### [What to do]
Would you output the whole listing below, exactly as it reads?

### [Entries provided]
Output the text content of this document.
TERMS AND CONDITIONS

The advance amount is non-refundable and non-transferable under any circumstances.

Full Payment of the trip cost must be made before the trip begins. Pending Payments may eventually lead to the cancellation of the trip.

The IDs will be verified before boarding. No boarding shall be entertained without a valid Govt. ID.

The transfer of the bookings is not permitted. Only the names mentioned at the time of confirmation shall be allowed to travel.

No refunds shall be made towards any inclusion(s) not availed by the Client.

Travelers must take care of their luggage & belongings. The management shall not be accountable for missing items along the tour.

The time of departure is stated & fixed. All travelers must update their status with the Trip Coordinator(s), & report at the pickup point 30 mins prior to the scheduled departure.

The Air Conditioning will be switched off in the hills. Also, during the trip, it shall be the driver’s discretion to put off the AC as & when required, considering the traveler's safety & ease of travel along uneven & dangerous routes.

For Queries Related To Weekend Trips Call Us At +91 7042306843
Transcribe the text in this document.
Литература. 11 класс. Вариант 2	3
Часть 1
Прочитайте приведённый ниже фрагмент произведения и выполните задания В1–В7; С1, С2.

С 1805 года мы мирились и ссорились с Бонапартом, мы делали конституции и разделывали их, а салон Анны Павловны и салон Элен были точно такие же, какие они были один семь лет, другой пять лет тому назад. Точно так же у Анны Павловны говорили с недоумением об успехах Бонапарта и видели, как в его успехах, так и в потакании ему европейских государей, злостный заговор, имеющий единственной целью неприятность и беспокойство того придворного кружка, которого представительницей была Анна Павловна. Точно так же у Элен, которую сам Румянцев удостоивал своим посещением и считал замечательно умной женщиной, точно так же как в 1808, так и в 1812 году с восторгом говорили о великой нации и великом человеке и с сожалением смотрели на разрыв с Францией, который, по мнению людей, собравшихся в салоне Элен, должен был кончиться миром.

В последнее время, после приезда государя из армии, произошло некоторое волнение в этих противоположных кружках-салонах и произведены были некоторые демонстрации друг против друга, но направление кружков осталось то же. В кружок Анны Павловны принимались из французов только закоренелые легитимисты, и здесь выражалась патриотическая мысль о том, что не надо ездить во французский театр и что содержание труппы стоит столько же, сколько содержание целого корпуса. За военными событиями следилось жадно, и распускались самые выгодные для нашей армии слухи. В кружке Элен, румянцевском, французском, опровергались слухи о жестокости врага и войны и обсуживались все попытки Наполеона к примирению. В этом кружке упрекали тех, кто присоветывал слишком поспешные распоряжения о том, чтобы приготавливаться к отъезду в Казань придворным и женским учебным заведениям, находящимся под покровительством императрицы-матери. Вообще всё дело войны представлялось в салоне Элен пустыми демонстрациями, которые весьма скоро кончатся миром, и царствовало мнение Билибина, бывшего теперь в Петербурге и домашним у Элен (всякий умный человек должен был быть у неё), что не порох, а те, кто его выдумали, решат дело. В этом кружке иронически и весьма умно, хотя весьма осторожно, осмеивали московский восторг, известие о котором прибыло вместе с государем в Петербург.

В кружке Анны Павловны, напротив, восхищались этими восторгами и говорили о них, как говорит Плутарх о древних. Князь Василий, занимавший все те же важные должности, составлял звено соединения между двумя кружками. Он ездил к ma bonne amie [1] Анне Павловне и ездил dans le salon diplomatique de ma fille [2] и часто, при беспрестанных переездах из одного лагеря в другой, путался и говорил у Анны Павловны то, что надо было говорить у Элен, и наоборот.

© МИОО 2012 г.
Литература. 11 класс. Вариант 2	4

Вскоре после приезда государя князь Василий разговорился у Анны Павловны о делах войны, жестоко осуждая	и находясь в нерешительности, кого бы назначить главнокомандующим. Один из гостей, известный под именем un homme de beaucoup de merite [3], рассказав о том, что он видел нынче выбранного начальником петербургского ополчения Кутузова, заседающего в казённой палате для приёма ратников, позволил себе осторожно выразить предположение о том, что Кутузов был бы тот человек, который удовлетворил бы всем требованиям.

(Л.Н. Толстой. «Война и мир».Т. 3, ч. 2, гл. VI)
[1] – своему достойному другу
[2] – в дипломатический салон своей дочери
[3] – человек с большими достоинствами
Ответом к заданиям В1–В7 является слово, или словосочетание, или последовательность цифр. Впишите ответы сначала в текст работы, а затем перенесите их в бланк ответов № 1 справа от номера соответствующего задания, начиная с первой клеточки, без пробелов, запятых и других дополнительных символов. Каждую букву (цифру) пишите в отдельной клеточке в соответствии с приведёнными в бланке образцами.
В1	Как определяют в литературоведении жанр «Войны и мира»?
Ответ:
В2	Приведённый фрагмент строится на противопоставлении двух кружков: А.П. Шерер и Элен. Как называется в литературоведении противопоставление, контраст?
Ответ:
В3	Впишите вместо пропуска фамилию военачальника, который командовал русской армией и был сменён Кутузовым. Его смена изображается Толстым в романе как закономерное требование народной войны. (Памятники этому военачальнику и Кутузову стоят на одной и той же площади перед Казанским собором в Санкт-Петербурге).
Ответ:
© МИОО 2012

### [Worked solution]
Output the text content of this document.
TERMS AND CONDITIONS

The advance amount is non-refundable and non-transferable under any circumstances.

Full Payment of the trip cost must be made before the trip begins. Pending Payments may eventually lead to the cancellation of the trip.

The IDs will be verified before boarding. No boarding shall be entertained without a valid Govt. ID.

The transfer of the bookings is not permitted. Only the names mentioned at the time of confirmation shall be allowed to travel.

No refunds shall be made towards any inclusion(s) not availed by the Client.

Travelers must take care of their luggage & belongings. The management shall not be accountable for missing items along the tour.

The time of departure is stated & fixed. All travelers must update their status with the Trip Coordinator(s), & report at the pickup point 30 mins prior to the scheduled departure.

The Air Conditioning will be switched off in the hills. Also, during the trip, it shall be the driver’s discretion to put off the AC as & when required, considering the traveler's safety & ease of travel along uneven & dangerous routes.

For Queries Related To Weekend Trips Call Us At +91 7042306843
Transcribe the text in this document.
Литература. 11 класс. Вариант 2	3
Часть 1
Прочитайте приведённый ниже фрагмент произведения и выполните задания В1–В7; С1, С2.

С 1805 года мы мирились и ссорились с Бонапартом, мы делали конституции и разделывали их, а салон Анны Павловны и салон Элен были точно такие же, какие они были один семь лет, другой пять лет тому назад. Точно так же у Анны Павловны говорили с недоумением об успехах Бонапарта и видели, как в его успехах, так и в потакании ему европейских государей, злостный заговор, имеющий единственной целью неприятность и беспокойство того придворного кружка, которого представительницей была Анна Павловна. Точно так же у Элен, которую сам Румянцев удостоивал своим посещением и считал замечательно умной женщиной, точно так же как в 1808, так и в 1812 году с восторгом говорили о великой нации и великом человеке и с сожалением смотрели на разрыв с Францией, который, по мнению людей, собравшихся в салоне Элен, должен был кончиться миром.

В последнее время, после приезда государя из армии, произошло некоторое волнение в этих противоположных кружках-салонах и произведены были некоторые демонстрации друг против друга, но направление кружков осталось то же. В кружок Анны Павловны принимались из французов только закоренелые легитимисты, и здесь выражалась патриотическая мысль о том, что не надо ездить во французский театр и что содержание труппы стоит столько же, сколько содержание целого корпуса. За военными событиями следилось жадно, и распускались самые выгодные для нашей армии слухи. В кружке Элен, румянцевском, французском, опровергались слухи о жестокости врага и войны и обсуживались все попытки Наполеона к примирению. В этом кружке упрекали тех, кто присоветывал слишком поспешные распоряжения о том, чтобы приготавливаться к отъезду в Казань придворным и женским учебным заведениям, находящимся под покровительством императрицы-матери. Вообще всё дело войны представлялось в салоне Элен пустыми демонстрациями, которые весьма скоро кончатся миром, и царствовало мнение Билибина, бывшего теперь в Петербурге и домашним у Элен (всякий умный человек должен был быть у неё), что не порох, а те, кто его выдумали, решат дело. В этом кружке иронически и весьма умно, хотя весьма осторожно, осмеивали московский восторг, известие о котором прибыло вместе с государем в Петербург.

В кружке Анны Павловны, напротив, восхищались этими восторгами и говорили о них, как говорит Плутарх о древних. Князь Василий, занимавший все те же важные должности, составлял звено соединения между двумя кружками. Он ездил к ma bonne amie [1] Анне Павловне и ездил dans le salon diplomatique de ma fille [2] и часто, при беспрестанных переездах из одного лагеря в другой, путался и говорил у Анны Павловны то, что надо было говорить у Элен, и наоборот.

© МИОО 2012 г.
Литература. 11 класс. Вариант 2	4

Вскоре после приезда государя князь Василий разговорился у Анны Павловны о делах войны, жестоко осуждая	и находясь в нерешительности, кого бы назначить главнокомандующим. Один из гостей, известный под именем un homme de beaucoup de merite [3], рассказав о том, что он видел нынче выбранного начальником петербургского ополчения Кутузова, заседающего в казённой палате для приёма ратников, позволил себе осторожно выразить предположение о том, что Кутузов был бы тот человек, который удовлетворил бы всем требованиям.

(Л.Н. Толстой. «Война и мир».Т. 3, ч. 2, гл. VI)
[1] – своему достойному другу
[2] – в дипломатический салон своей дочери
[3] – человек с большими достоинствами
Ответом к заданиям В1–В7 является слово, или словосочетание, или последовательность цифр. Впишите ответы сначала в текст работы, а затем перенесите их в бланк ответов № 1 справа от номера соответствующего задания, начиная с первой клеточки, без пробелов, запятых и других дополнительных символов. Каждую букву (цифру) пишите в отдельной клеточке в соответствии с приведёнными в бланке образцами.
В1	Как определяют в литературоведении жанр «Войны и мира»?
Ответ:
В2	Приведённый фрагмент строится на противопоставлении двух кружков: А.П. Шерер и Элен. Как называется в литературоведении противопоставление, контраст?
Ответ:
В3	Впишите вместо пропуска фамилию военачальника, который командовал русской армией и был сменён Кутузовым. Его смена изображается Толстым в романе как закономерное требование народной войны. (Памятники этому военачальнику и Кутузову стоят на одной и той же площади перед Казанским собором в Санкт-Петербурге).
Ответ:
© МИОО 2012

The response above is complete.